# [Problem to work on]
Copy out each line of the material below with no changes.

# [Available records]
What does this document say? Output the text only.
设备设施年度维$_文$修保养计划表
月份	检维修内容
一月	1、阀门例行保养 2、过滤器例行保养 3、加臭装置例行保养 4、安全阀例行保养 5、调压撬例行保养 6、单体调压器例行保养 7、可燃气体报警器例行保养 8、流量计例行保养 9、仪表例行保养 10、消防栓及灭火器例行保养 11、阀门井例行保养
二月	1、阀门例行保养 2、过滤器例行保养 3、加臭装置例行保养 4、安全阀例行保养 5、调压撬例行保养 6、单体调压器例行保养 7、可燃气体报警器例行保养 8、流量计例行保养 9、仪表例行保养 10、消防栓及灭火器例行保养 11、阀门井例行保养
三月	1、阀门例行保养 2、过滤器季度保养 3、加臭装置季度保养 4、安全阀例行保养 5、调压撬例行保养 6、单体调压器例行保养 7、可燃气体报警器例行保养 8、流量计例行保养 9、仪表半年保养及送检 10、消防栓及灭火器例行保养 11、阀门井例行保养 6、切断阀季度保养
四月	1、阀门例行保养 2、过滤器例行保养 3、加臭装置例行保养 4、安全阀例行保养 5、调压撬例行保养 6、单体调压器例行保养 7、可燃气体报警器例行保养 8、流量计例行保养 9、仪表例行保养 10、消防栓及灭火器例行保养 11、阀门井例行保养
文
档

# [Final result]
What does this document say? Output the text only.
设备设施年度维$_文$修保养计划表
月份	检维修内容
一月	1、阀门例行保养 2、过滤器例行保养 3、加臭装置例行保养 4、安全阀例行保养 5、调压撬例行保养 6、单体调压器例行保养 7、可燃气体报警器例行保养 8、流量计例行保养 9、仪表例行保养 10、消防栓及灭火器例行保养 11、阀门井例行保养
二月	1、阀门例行保养 2、过滤器例行保养 3、加臭装置例行保养 4、安全阀例行保养 5、调压撬例行保养 6、单体调压器例行保养 7、可燃气体报警器例行保养 8、流量计例行保养 9、仪表例行保养 10、消防栓及灭火器例行保养 11、阀门井例行保养
三月	1、阀门例行保养 2、过滤器季度保养 3、加臭装置季度保养 4、安全阀例行保养 5、调压撬例行保养 6、单体调压器例行保养 7、可燃气体报警器例行保养 8、流量计例行保养 9、仪表半年保养及送检 10、消防栓及灭火器例行保养 11、阀门井例行保养 6、切断阀季度保养
四月	1、阀门例行保养 2、过滤器例行保养 3、加臭装置例行保养 4、安全阀例行保养 5、调压撬例行保养 6、单体调压器例行保养 7、可燃气体报警器例行保养 8、流量计例行保养 9、仪表例行保养 10、消防栓及灭火器例行保养 11、阀门井例行保养
文
档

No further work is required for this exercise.